* **Written exercise**
Put every line of the records into a Markdown table with the columns "No." and "Line": "No." numbers the rows in order, and "Line" holds each line. Leave out any blank lines.

# START OF Data section

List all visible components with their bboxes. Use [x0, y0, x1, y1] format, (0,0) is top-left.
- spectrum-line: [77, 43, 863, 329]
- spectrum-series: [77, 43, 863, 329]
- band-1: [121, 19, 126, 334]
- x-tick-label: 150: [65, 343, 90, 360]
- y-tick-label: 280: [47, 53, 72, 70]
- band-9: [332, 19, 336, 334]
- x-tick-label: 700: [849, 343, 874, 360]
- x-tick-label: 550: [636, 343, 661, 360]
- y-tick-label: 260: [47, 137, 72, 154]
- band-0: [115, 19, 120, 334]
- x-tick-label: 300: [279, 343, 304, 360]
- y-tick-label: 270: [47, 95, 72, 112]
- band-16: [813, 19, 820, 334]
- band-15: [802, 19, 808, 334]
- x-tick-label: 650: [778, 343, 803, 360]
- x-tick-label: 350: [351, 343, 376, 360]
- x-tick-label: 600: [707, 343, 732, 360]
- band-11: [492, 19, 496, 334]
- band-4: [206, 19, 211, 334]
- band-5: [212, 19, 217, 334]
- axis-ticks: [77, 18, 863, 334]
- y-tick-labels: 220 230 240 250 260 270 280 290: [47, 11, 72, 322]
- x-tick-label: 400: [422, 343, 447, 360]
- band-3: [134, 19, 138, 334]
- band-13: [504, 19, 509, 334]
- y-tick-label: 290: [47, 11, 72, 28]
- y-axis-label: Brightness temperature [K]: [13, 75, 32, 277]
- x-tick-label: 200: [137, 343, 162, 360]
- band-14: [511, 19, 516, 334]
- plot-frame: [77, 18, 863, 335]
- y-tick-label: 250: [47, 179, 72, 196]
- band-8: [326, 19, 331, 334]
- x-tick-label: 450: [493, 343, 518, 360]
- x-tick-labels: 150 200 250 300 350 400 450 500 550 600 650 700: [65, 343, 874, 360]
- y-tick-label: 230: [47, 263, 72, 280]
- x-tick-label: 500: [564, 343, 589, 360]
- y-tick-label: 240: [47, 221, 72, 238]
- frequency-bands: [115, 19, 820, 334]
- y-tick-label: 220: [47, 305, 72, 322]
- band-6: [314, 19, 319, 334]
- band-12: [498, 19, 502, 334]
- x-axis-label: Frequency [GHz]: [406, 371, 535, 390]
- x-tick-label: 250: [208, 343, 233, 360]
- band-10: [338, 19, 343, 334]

# END OF Data section

* **Exercise result**
| No. | Line |
|---|---|
| 1 | List all visible components with their bboxes. Use [x0, y0, x1, y1] format, (0,0) is top-left. |
| 2 | - spectrum-line: [77, 43, 863, 329] |
| 3 | - spectrum-series: [77, 43, 863, 329] |
| 4 | - band-1: [121, 19, 126, 334] |
| 5 | - x-tick-label: 150: [65, 343, 90, 360] |
| 6 | - y-tick-label: 280: [47, 53, 72, 70] |
| 7 | - band-9: [332, 19, 336, 334] |
| 8 | - x-tick-label: 700: [849, 343, 874, 360] |
| 9 | - x-tick-label: 550: [636, 343, 661, 360] |
| 10 | - y-tick-label: 260: [47, 137, 72, 154] |
| 11 | - band-0: [115, 19, 120, 334] |
| 12 | - x-tick-label: 300: [279, 343, 304, 360] |
| 13 | - y-tick-label: 270: [47, 95, 72, 112] |
| 14 | - band-16: [813, 19, 820, 334] |
| 15 | - band-15: [802, 19, 808, 334] |
| 16 | - x-tick-label: 650: [778, 343, 803, 360] |
| 17 | - x-tick-label: 350: [351, 343, 376, 360] |
| 18 | - x-tick-label: 600: [707, 343, 732, 360] |
| 19 | - band-11: [492, 19, 496, 334] |
| 20 | - band-4: [206, 19, 211, 334] |
| 21 | - band-5: [212, 19, 217, 334] |
| 22 | - axis-ticks: [77, 18, 863, 334] |
| 23 | - y-tick-labels: 220 230 240 250 260 270 280 290: [47, 11, 72, 322] |
| 24 | - x-tick-label: 400: [422, 343, 447, 360] |
| 25 | - band-3: [134, 19, 138, 334] |
| 26 | - band-13: [504, 19, 509, 334] |
| 27 | - y-tick-label: 290: [47, 11, 72, 28] |
| 28 | - y-axis-label: Brightness temperature [K]: [13, 75, 32, 277] |
| 29 | - x-tick-label: 200: [137, 343, 162, 360] |
| 30 | - band-14: [511, 19, 516, 334] |
| 31 | - plot-frame: [77, 18, 863, 335] |
| 32 | - y-tick-label: 250: [47, 179, 72, 196] |
| 33 | - band-8: [326, 19, 331, 334] |
| 34 | - x-tick-label: 450: [493, 343, 518, 360] |
| 35 | - x-tick-labels: 150 200 250 300 350 400 450 500 550 600 650 700: [65, 343, 874, 360] |
| 36 | - y-tick-label: 230: [47, 263, 72, 280] |
| 37 | - x-tick-label: 500: [564, 343, 589, 360] |
| 38 | - y-tick-label: 240: [47, 221, 72, 238] |
| 39 | - frequency-bands: [115, 19, 820, 334] |
| 40 | - y-tick-label: 220: [47, 305, 72, 322] |
| 41 | - band-6: [314, 19, 319, 334] |
| 42 | - band-12: [498, 19, 502, 334] |
| 43 | - x-axis-label: Frequency [GHz]: [406, 371, 535, 390] |
| 44 | - x-tick-label: 250: [208, 343, 233, 360] |
| 45 | - band-10: [338, 19, 343, 334] |